_Your task:_
Select and reproduce each line of the listing below that bears the string "this".

--- start of Records to process ---

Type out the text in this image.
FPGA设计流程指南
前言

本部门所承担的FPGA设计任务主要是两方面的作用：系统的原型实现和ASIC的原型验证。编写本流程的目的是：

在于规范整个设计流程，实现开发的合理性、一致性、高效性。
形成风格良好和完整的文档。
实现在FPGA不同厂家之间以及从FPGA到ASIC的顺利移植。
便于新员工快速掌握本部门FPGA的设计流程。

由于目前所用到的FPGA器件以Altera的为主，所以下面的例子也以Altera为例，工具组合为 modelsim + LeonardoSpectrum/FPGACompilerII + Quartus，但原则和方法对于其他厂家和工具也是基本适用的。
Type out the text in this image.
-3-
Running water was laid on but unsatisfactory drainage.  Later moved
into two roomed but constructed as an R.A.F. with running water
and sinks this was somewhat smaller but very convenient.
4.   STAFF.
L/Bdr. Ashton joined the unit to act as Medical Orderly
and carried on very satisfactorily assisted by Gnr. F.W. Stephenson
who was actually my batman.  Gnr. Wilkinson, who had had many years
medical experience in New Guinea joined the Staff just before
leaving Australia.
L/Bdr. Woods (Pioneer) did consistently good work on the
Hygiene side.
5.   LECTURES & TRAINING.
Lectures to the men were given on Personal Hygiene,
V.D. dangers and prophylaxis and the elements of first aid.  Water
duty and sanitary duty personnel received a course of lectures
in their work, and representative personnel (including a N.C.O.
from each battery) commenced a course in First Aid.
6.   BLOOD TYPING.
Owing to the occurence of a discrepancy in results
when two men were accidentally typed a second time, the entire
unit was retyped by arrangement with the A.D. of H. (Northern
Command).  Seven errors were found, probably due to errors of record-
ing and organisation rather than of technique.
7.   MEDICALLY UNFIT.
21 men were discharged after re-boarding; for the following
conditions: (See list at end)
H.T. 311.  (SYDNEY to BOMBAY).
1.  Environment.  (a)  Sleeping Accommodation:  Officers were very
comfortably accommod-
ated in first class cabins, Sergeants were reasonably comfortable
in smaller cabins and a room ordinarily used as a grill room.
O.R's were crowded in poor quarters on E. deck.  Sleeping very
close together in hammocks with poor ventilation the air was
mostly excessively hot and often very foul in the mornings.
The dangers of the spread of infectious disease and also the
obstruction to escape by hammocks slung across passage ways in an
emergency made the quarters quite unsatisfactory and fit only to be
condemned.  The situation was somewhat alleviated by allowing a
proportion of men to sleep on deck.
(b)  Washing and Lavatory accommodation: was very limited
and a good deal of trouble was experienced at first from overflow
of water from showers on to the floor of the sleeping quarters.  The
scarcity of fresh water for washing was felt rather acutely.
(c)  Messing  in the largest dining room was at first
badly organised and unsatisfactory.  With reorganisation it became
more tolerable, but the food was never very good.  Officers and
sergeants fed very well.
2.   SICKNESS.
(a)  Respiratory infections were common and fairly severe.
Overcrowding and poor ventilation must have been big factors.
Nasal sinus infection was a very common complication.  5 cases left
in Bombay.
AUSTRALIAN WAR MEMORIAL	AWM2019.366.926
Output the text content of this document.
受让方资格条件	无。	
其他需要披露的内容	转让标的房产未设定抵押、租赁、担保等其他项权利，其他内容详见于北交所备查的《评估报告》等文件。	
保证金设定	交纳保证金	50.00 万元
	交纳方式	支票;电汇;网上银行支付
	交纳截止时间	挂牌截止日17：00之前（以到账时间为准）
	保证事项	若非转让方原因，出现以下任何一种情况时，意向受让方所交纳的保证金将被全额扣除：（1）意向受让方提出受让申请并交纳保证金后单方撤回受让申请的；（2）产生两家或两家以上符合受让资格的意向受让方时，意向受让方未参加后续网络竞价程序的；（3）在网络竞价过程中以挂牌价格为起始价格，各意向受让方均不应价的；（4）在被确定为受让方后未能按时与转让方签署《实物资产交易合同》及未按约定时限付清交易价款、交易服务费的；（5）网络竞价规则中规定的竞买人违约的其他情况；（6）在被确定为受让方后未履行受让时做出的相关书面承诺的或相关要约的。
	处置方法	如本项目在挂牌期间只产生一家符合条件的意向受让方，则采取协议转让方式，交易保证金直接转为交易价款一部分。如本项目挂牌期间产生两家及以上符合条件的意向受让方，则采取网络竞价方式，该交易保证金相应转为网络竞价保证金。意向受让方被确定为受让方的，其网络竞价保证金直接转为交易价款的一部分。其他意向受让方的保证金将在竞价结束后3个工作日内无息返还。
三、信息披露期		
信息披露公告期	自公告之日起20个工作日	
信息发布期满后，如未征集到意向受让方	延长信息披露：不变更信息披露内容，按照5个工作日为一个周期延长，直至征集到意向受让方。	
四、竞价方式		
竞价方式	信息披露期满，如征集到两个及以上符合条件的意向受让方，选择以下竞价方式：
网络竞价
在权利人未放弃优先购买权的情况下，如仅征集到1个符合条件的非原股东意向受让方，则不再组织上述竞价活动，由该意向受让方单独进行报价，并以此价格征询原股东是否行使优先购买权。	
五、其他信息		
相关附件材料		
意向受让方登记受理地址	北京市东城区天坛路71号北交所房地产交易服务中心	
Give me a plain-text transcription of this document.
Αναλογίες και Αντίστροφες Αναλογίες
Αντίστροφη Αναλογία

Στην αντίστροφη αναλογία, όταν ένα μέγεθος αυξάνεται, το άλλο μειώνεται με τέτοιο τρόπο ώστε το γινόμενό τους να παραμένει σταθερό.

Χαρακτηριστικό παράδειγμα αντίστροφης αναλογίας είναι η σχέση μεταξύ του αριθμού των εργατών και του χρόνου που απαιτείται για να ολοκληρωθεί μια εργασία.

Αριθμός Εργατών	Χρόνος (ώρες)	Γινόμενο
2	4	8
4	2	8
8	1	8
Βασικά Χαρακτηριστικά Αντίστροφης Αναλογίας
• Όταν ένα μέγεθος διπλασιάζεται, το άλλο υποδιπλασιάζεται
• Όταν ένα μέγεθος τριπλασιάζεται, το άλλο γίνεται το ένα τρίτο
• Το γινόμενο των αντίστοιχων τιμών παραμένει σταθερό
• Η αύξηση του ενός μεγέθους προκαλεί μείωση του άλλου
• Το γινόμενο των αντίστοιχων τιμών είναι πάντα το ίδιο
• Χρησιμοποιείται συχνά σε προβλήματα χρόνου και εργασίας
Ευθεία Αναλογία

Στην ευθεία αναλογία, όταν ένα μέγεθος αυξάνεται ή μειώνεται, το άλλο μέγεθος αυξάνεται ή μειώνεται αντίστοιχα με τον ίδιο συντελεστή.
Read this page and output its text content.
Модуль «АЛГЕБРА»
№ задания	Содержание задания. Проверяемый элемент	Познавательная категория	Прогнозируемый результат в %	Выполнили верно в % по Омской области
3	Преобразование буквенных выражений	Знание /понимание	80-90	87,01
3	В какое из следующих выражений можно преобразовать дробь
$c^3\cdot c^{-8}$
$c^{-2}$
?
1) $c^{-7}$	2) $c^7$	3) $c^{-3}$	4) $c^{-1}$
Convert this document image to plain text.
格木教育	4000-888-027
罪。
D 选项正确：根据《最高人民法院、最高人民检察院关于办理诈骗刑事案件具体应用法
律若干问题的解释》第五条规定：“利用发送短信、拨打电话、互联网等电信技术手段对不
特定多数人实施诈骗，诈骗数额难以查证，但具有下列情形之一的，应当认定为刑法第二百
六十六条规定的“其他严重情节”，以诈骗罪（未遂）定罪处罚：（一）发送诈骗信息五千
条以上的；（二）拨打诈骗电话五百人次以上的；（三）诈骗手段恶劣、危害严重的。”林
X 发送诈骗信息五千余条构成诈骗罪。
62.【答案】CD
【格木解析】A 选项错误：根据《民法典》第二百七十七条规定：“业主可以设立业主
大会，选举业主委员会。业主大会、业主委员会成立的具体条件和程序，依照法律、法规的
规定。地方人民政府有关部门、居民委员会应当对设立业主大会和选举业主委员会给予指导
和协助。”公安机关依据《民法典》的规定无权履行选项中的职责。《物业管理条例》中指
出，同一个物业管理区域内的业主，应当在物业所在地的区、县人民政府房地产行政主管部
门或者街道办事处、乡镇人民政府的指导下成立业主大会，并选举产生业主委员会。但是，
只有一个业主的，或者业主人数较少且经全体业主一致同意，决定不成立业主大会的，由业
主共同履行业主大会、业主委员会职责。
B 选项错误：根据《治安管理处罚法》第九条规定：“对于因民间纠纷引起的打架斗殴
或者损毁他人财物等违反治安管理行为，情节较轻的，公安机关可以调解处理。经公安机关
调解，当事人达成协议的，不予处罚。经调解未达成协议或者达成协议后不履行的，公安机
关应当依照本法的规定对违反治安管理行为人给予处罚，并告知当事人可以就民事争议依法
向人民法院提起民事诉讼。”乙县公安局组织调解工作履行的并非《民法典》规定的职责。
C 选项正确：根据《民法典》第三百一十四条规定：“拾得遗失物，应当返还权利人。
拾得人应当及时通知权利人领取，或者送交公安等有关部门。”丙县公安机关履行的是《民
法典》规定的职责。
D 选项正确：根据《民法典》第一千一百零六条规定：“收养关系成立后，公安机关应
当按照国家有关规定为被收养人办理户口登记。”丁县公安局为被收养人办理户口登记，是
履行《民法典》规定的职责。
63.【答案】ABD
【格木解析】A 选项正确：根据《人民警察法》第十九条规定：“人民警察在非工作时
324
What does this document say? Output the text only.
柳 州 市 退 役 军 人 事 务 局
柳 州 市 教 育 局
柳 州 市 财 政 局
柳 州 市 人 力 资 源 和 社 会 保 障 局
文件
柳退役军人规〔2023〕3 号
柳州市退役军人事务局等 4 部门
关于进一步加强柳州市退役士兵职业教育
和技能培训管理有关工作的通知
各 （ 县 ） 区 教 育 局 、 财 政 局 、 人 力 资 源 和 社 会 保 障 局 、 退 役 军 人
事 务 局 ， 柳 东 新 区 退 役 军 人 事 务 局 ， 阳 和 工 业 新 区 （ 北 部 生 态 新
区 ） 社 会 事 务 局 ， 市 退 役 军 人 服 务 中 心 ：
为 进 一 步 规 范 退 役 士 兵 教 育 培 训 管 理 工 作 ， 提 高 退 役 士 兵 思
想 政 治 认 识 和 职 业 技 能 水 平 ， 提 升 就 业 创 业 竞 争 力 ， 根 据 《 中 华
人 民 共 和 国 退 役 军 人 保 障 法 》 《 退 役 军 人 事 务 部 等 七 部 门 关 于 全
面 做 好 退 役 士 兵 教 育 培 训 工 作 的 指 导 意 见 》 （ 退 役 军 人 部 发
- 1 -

--- end of Records to process ---

_Written solution:_
Type out the text in this image.
Type out the text in this image.
and sinks this was somewhat smaller but very convenient.
Output the text content of this document.
Give me a plain-text transcription of this document.
Read this page and output its text content.
Convert this document image to plain text.
What does this document say? Output the text only.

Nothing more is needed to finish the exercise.